*Exercise directions*
Omit all pictures and give the records below again exactly as written.

## BEGIN Data to process

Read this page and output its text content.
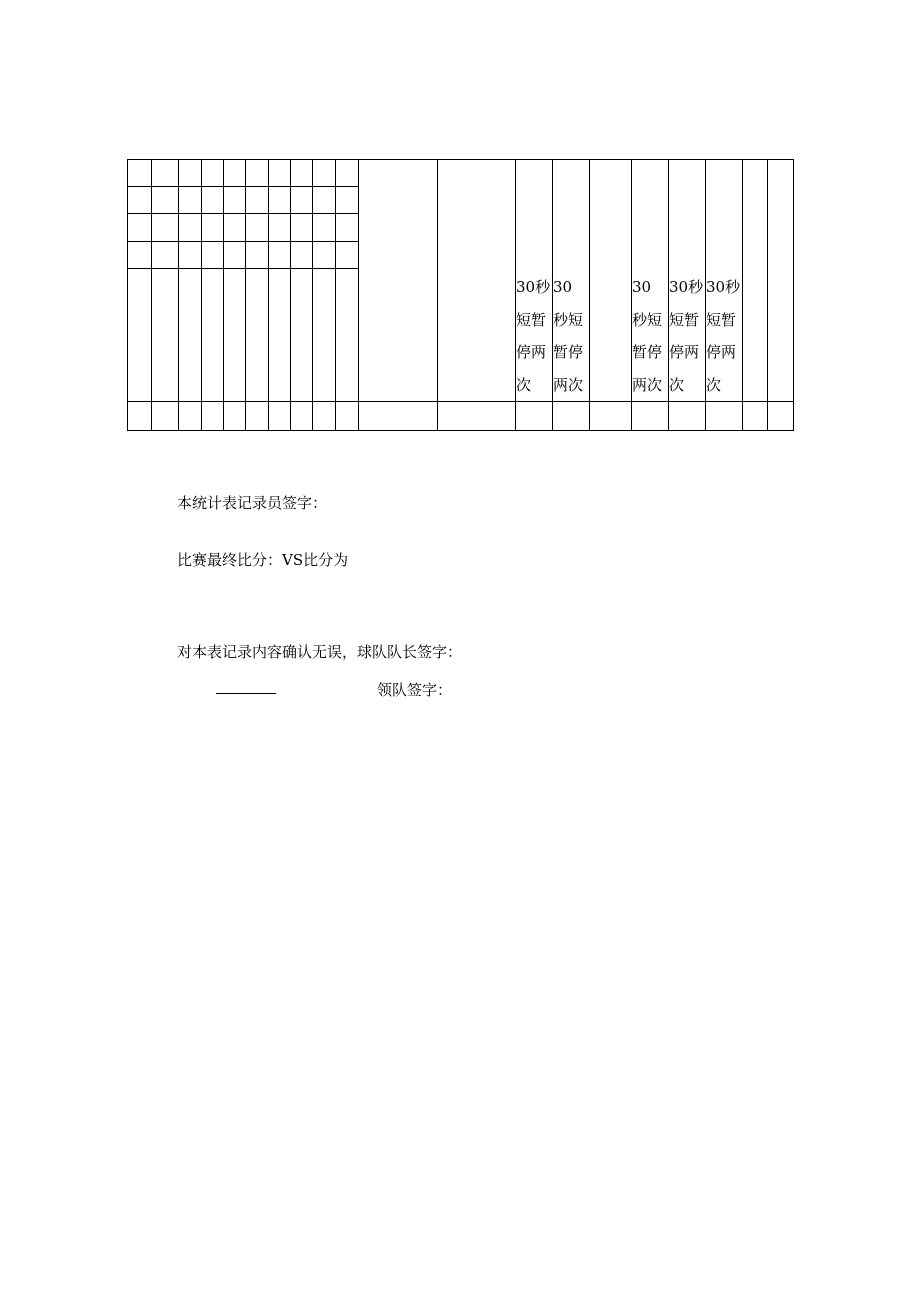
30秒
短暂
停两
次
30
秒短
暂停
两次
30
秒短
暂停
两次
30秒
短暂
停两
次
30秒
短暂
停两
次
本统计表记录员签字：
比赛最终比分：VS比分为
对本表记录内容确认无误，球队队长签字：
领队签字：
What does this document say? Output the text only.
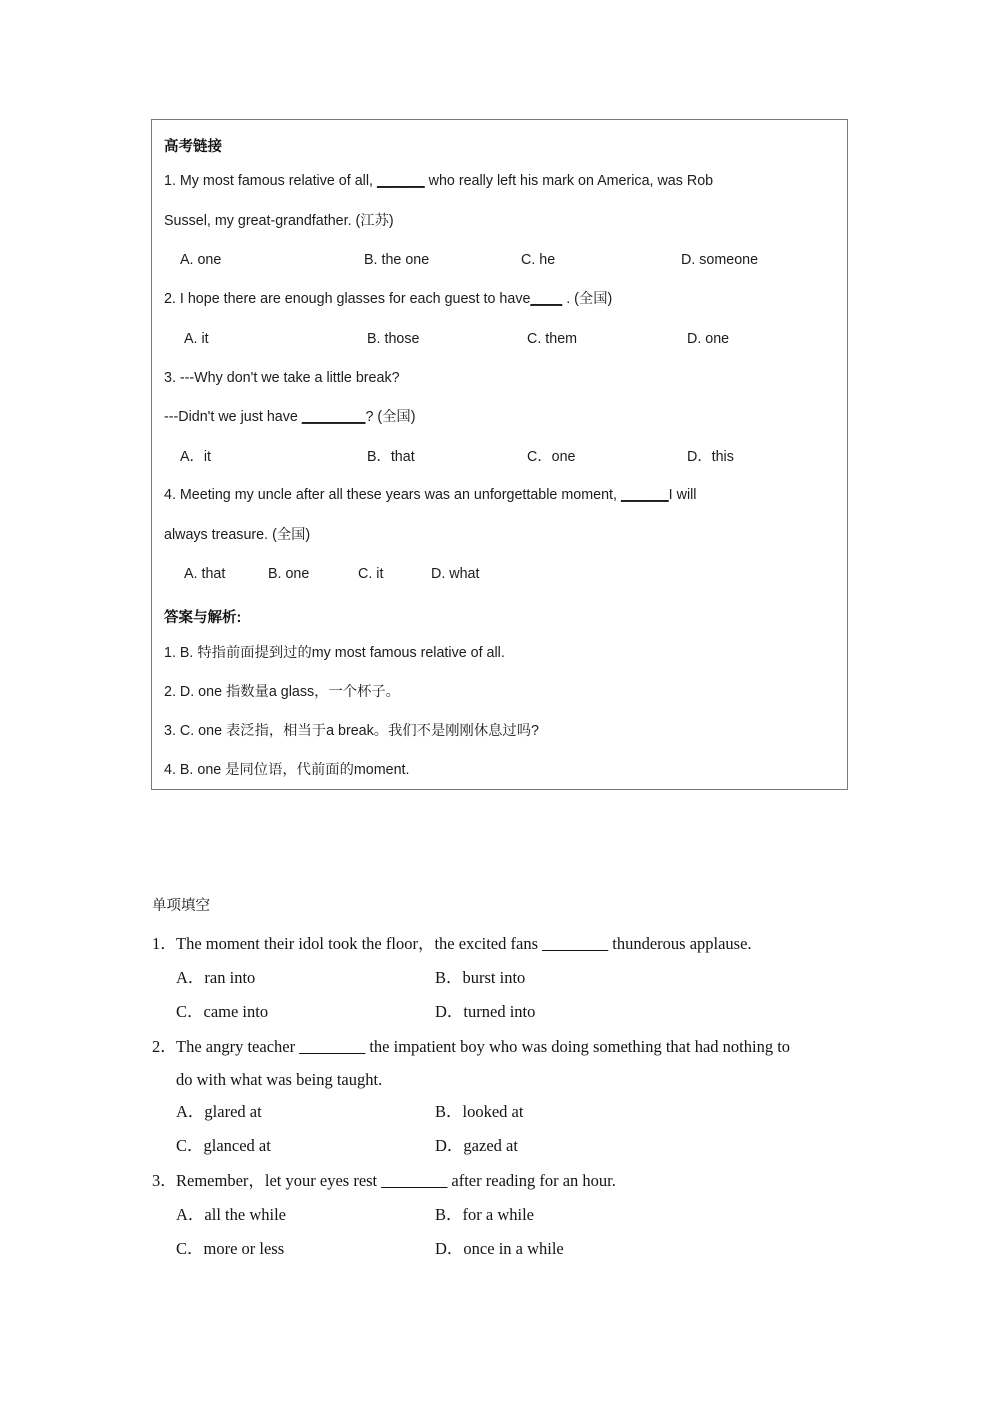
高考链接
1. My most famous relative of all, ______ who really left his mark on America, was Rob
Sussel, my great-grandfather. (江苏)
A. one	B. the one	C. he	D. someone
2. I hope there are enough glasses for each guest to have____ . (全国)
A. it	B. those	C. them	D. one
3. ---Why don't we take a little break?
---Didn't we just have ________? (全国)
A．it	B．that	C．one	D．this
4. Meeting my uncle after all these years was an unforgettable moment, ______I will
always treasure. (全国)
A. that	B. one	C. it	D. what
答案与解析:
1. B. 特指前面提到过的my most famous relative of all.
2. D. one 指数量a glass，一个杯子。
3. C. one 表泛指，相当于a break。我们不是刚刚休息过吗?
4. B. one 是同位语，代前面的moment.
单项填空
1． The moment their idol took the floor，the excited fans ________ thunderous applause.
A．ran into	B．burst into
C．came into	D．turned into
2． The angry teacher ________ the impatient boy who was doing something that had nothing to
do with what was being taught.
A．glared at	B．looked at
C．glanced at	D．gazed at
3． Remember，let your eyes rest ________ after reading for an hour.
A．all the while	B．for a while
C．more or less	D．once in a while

## END Data to process

*Answer for the task*
Read this page and output its text content.
30秒
短暂
停两
次
30
秒短
暂停
两次
30
秒短
暂停
两次
30秒
短暂
停两
次
30秒
短暂
停两
次
本统计表记录员签字：
比赛最终比分：VS比分为
对本表记录内容确认无误，球队队长签字：
领队签字：
What does this document say? Output the text only.
高考链接
1. My most famous relative of all, ______ who really left his mark on America, was Rob
Sussel, my great-grandfather. (江苏)
A. one	B. the one	C. he	D. someone
2. I hope there are enough glasses for each guest to have____ . (全国)
A. it	B. those	C. them	D. one
3. ---Why don't we take a little break?
---Didn't we just have ________? (全国)
A．it	B．that	C．one	D．this
4. Meeting my uncle after all these years was an unforgettable moment, ______I will
always treasure. (全国)
A. that	B. one	C. it	D. what
答案与解析:
1. B. 特指前面提到过的my most famous relative of all.
2. D. one 指数量a glass，一个杯子。
3. C. one 表泛指，相当于a break。我们不是刚刚休息过吗?
4. B. one 是同位语，代前面的moment.
单项填空
1． The moment their idol took the floor，the excited fans ________ thunderous applause.
A．ran into	B．burst into
C．came into	D．turned into
2． The angry teacher ________ the impatient boy who was doing something that had nothing to
do with what was being taught.
A．glared at	B．looked at
C．glanced at	D．gazed at
3． Remember，let your eyes rest ________ after reading for an hour.
A．all the while	B．for a while
C．more or less	D．once in a while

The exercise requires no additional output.